__Compiti da svolgere__
A - Elenca tutti i nomi di luogo che compaiono nel brano sulla rissa ad Arezzo.
B - Prosegui il brano sulla rissa ad Arezzo a partire dal punto in cui si interrompe.

AREZZO — Alò, nemmeno il tempo di ordinare uno spritz che in centro scoppia il finimondo. Spintoni, urla, gente che si ferma a guardare senza capire se scappare o chiamare aiuto: una rissa bella e bona nel mezzo alla città, tra piazza Guido Monaco e giù per via Madonna del Prato.
Tutto succede in un lampo: tre ragazzini, tutti intorno ai sedici anni, e un omo più grande, straniero. Parole grosse, poi mani addosso e zac, salta fuori pure un arnese da taglio — pare un taglierino o forbici, roba così. Uno dei ragazzi si fa male alla mano, l’omo pure, ma meno grave. E l’arnese? Buttato via nel cestino come nulla fosse, ritrovato poi dalle forze dell’ordine.

Elementi di dati:
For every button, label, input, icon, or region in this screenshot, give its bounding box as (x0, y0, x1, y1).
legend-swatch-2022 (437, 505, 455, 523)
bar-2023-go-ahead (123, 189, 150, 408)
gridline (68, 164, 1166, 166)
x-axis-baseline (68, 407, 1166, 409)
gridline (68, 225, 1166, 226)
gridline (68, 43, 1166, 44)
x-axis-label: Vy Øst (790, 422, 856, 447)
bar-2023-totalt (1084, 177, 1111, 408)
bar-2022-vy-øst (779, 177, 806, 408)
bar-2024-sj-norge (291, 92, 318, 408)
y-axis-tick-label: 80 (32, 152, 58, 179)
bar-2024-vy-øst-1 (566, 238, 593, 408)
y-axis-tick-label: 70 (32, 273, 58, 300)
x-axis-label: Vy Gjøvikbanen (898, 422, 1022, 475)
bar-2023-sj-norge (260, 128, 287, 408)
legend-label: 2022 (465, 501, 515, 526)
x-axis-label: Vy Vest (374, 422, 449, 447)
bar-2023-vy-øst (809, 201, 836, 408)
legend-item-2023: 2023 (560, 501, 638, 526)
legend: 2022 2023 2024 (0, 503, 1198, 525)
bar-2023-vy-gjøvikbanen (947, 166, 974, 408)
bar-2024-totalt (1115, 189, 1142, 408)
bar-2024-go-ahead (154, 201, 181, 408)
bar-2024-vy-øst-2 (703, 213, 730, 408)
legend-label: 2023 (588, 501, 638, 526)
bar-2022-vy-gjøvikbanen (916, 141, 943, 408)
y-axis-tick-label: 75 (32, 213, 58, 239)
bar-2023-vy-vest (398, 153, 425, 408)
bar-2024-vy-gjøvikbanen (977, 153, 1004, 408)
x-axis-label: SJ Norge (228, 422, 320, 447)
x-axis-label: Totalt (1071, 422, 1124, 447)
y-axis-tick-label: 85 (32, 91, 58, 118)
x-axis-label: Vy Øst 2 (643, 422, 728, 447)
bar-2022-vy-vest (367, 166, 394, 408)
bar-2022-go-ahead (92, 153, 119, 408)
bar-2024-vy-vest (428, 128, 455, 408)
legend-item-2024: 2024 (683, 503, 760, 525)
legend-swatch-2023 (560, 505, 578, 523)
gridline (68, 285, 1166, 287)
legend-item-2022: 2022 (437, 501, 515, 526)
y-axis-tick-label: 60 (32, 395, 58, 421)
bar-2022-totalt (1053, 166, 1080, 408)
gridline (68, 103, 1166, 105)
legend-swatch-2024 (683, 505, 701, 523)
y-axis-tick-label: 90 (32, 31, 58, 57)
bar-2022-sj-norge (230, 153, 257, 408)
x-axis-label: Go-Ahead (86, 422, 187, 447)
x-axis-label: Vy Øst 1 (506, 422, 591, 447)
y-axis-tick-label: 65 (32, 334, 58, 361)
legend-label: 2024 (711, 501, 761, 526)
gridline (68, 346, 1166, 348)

__Soluzioni dell'esercizio__
A - Arezzo, piazza Guido Monaco, via Madonna del Prato

B -
Tempo due minuti e arrivano vigili e carabinieri, ma il grosso è già successo. Ora si cerca di capire che è è partito prima: chi ha provocato, chi ha risposto, ma le versioni sono tutte diverse e le telecamere della via dello shopping dovranno raccontare la verità.
Ma il punto è un altro, e qui casca l’asino. Perché un è più un episodio isolato: è l’ennesima scena di violenza in centro. Sempre lì, sempre tra giovanissimi, sempre senza un perché chiaro. E la gente comincia a borbottà: “ma icché sta succedendo?”
Già due giorni fa, sempre in piazza Guido Monaco, un altro casino: un omo sulla trentina preso di mira da tre ragazzi, in pieno giorno. Anche lì indagini in corso, testimonianze, telecamere… ma intanto la paura resta.
E se si guarda un po’ più in là, il quadro un è per nulla rassicurante. Tra indagini su ragazzini finiti dentro a storie di odio razziale e roba estremista trovata sui social, perquisizioni, computer sequestrati… insomma, un clima che un promette nulla di bono.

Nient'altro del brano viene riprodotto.